Data listing

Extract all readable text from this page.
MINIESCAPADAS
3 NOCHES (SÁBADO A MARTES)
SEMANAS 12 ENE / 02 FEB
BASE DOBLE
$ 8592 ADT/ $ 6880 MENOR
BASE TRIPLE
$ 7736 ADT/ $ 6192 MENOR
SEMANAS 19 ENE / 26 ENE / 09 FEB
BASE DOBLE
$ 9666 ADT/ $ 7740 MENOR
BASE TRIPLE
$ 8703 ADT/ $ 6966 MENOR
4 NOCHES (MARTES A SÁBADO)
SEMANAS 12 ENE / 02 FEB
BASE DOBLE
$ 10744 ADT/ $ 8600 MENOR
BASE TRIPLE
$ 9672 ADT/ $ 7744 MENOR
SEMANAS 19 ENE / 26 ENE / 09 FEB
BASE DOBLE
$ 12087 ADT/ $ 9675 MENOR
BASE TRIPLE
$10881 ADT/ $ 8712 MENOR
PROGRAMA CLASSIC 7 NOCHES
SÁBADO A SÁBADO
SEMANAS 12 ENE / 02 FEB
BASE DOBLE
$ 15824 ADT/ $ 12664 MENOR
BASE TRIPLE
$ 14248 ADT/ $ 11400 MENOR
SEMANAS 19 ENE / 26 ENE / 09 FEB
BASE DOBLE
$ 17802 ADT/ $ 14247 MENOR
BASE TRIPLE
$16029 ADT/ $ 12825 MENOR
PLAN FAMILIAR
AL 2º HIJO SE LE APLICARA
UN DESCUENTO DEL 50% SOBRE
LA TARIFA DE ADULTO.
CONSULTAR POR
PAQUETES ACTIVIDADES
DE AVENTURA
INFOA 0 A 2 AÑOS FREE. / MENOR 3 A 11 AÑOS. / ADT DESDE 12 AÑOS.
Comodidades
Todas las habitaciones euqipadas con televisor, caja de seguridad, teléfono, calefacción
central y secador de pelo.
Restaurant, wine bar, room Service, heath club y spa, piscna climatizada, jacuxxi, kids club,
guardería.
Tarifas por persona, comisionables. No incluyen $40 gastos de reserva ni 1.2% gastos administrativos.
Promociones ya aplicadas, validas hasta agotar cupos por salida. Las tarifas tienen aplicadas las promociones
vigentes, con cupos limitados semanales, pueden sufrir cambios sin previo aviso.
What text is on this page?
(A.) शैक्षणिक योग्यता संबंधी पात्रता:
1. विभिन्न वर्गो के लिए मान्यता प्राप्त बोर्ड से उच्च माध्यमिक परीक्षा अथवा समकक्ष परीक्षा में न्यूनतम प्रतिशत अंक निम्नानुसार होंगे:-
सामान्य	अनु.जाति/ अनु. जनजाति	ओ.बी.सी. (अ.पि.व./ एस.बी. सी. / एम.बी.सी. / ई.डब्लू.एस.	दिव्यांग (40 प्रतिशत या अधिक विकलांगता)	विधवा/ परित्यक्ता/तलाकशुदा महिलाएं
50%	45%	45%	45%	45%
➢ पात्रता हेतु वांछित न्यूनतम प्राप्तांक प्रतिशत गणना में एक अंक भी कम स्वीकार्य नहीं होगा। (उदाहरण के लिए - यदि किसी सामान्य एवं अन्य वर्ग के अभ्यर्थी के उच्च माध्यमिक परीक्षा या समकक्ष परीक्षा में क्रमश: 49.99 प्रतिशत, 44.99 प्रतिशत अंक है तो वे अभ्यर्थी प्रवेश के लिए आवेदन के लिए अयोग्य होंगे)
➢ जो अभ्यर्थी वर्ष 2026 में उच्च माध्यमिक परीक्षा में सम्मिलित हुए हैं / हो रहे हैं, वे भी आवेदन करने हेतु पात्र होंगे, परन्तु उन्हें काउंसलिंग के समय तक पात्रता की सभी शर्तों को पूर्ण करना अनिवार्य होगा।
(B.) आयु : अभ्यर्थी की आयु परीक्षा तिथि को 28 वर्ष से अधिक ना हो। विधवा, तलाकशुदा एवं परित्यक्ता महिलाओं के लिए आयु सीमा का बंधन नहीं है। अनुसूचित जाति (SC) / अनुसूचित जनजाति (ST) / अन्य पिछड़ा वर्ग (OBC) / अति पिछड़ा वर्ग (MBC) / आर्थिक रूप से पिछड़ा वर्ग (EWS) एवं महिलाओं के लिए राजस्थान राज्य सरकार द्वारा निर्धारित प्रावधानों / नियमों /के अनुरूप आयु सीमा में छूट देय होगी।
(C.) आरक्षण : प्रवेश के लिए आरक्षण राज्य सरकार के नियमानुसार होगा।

- What is asked -
In the entries above, identify every line with the string "cupos".

- Answer to this problem -
Promociones ya aplicadas, validas hasta agotar cupos por salida. Las tarifas tienen aplicadas las promociones
vigentes, con cupos limitados semanales, pueden sufrir cambios sin previo aviso.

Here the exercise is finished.